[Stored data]
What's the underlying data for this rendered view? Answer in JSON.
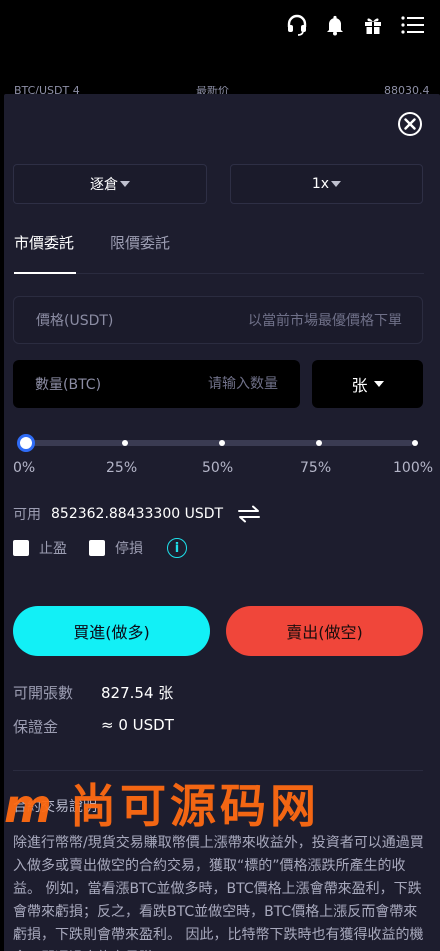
{
  "top_icons": [
    "headset-icon",
    "notification-bell-icon",
    "gift-icon",
    "menu-icon"
  ],
  "peek": {
    "left": "BTC/USDT 4",
    "mid": "最新价",
    "right": "88030.4"
  },
  "order": {
    "margin_mode": "逐倉",
    "leverage": "1x",
    "tabs": [
      {
        "label": "市價委託",
        "active": true
      },
      {
        "label": "限價委託",
        "active": false
      }
    ],
    "price_label": "價格(USDT)",
    "price_placeholder": "以當前市場最優價格下單",
    "qty_label": "數量(BTC)",
    "qty_placeholder": "请输入数量",
    "unit": "张",
    "slider_value_percent": 0,
    "slider_ticks": [
      "0%",
      "25%",
      "50%",
      "75%",
      "100%"
    ],
    "available_label": "可用",
    "available_value": "852362.88433300 USDT",
    "take_profit_label": "止盈",
    "stop_loss_label": "停損",
    "buy_label": "買進(做多)",
    "sell_label": "賣出(做空)",
    "open_contracts_label": "可開張數",
    "open_contracts_value": "827.54 张",
    "margin_label": "保證金",
    "margin_value": "≈ 0 USDT"
  },
  "intro": {
    "title": "合約交易說明",
    "body": "除進行幣幣/現貨交易賺取幣價上漲帶來收益外，投資者可以通過買入做多或賣出做空的合約交易，獲取“標的”價格漲跌所產生的收益。 例如，當看漲BTC並做多時，BTC價格上漲會帶來盈利，下跌會帶來虧損；反之，看跌BTC並做空時，BTC價格上漲反而會帶來虧損，下跌則會帶來盈利。 因此，比特幣下跌時也有獲得收益的機會，即通過合約交易賺"
  },
  "watermark": {
    "m": "m",
    "text": "尚可源码网"
  },
  "colors": {
    "buy": "#12f0f6",
    "sell": "#f0463a",
    "accent": "#1ee0ea",
    "sheet_bg": "#1d1d2e"
  }
}
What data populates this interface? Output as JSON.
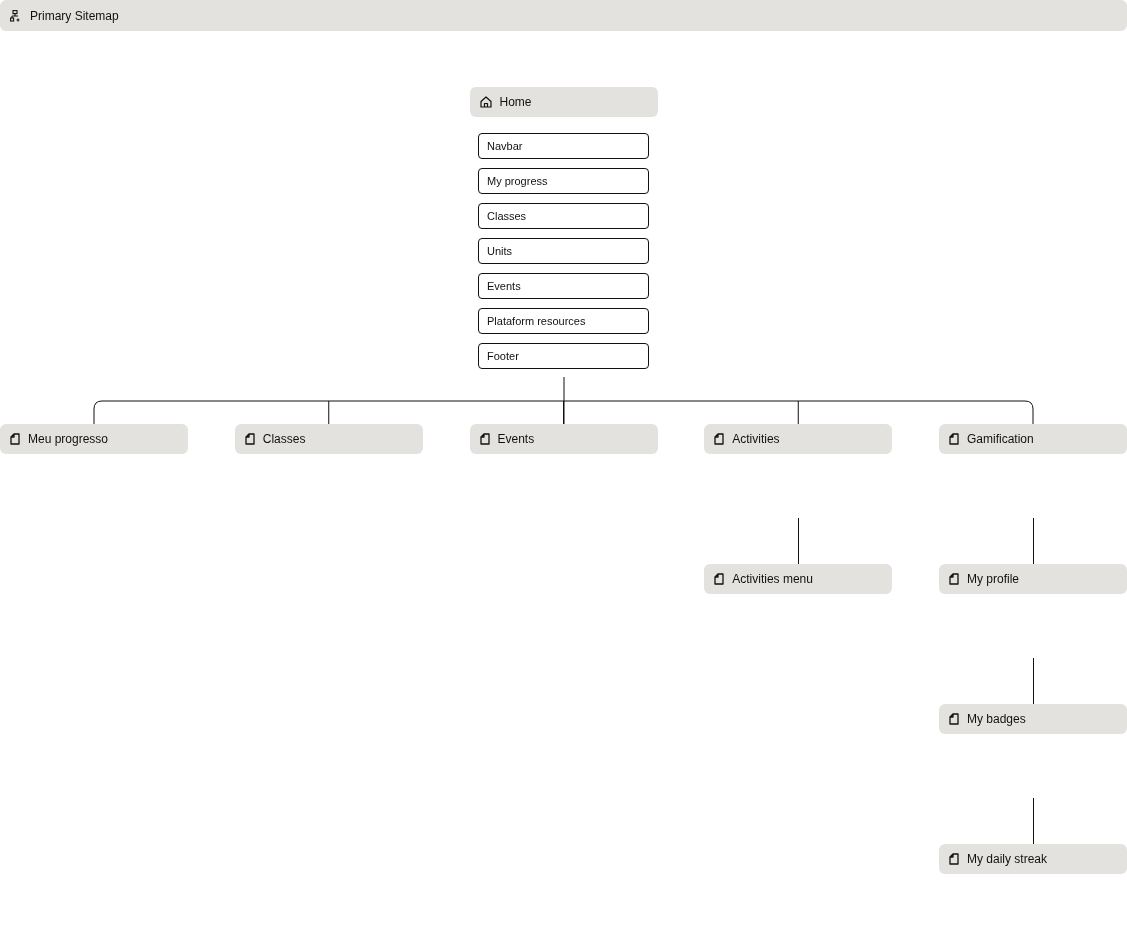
{
  "header": {
    "title": "Primary Sitemap"
  },
  "home": {
    "label": "Home",
    "sections": [
      "Navbar",
      "My progress",
      "Classes",
      "Units",
      "Events",
      "Plataform resources",
      "Footer"
    ]
  },
  "pages": [
    {
      "label": "Meu progresso"
    },
    {
      "label": "Classes"
    },
    {
      "label": "Events"
    },
    {
      "label": "Activities",
      "children": [
        {
          "label": "Activities menu"
        }
      ]
    },
    {
      "label": "Gamification",
      "children": [
        {
          "label": "My profile"
        },
        {
          "label": "My badges"
        },
        {
          "label": "My daily streak"
        }
      ]
    }
  ]
}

• To be done
Transcribe all the records above word for word, without their images.

• The completed task
What's the underlying data for this rendered view? Answer in JSON.
{
  "top_icons": [
    "headset-icon",
    "notification-bell-icon",
    "gift-icon",
    "menu-icon"
  ],
  "peek": {
    "left": "BTC/USDT 4",
    "mid": "最新价",
    "right": "88030.4"
  },
  "order": {
    "margin_mode": "逐倉",
    "leverage": "1x",
    "tabs": [
      {
        "label": "市價委託",
        "active": true
      },
      {
        "label": "限價委託",
        "active": false
      }
    ],
    "price_label": "價格(USDT)",
    "price_placeholder": "以當前市場最優價格下單",
    "qty_label": "數量(BTC)",
    "qty_placeholder": "请输入数量",
    "unit": "张",
    "slider_value_percent": 0,
    "slider_ticks": [
      "0%",
      "25%",
      "50%",
      "75%",
      "100%"
    ],
    "available_label": "可用",
    "available_value": "852362.88433300 USDT",
    "take_profit_label": "止盈",
    "stop_loss_label": "停損",
    "buy_label": "買進(做多)",
    "sell_label": "賣出(做空)",
    "open_contracts_label": "可開張數",
    "open_contracts_value": "827.54 张",
    "margin_label": "保證金",
    "margin_value": "≈ 0 USDT"
  },
  "intro": {
    "title": "合約交易說明",
    "body": "除進行幣幣/現貨交易賺取幣價上漲帶來收益外，投資者可以通過買入做多或賣出做空的合約交易，獲取“標的”價格漲跌所產生的收益。 例如，當看漲BTC並做多時，BTC價格上漲會帶來盈利，下跌會帶來虧損；反之，看跌BTC並做空時，BTC價格上漲反而會帶來虧損，下跌則會帶來盈利。 因此，比特幣下跌時也有獲得收益的機會，即通過合約交易賺"
  },
  "watermark": {
    "m": "m",
    "text": "尚可源码网"
  },
  "colors": {
    "buy": "#12f0f6",
    "sell": "#f0463a",
    "accent": "#1ee0ea",
    "sheet_bg": "#1d1d2e"
  }
}
What data populates this interface? Output as JSON.
{
  "header": {
    "title": "Primary Sitemap"
  },
  "home": {
    "label": "Home",
    "sections": [
      "Navbar",
      "My progress",
      "Classes",
      "Units",
      "Events",
      "Plataform resources",
      "Footer"
    ]
  },
  "pages": [
    {
      "label": "Meu progresso"
    },
    {
      "label": "Classes"
    },
    {
      "label": "Events"
    },
    {
      "label": "Activities",
      "children": [
        {
          "label": "Activities menu"
        }
      ]
    },
    {
      "label": "Gamification",
      "children": [
        {
          "label": "My profile"
        },
        {
          "label": "My badges"
        },
        {
          "label": "My daily streak"
        }
      ]
    }
  ]
}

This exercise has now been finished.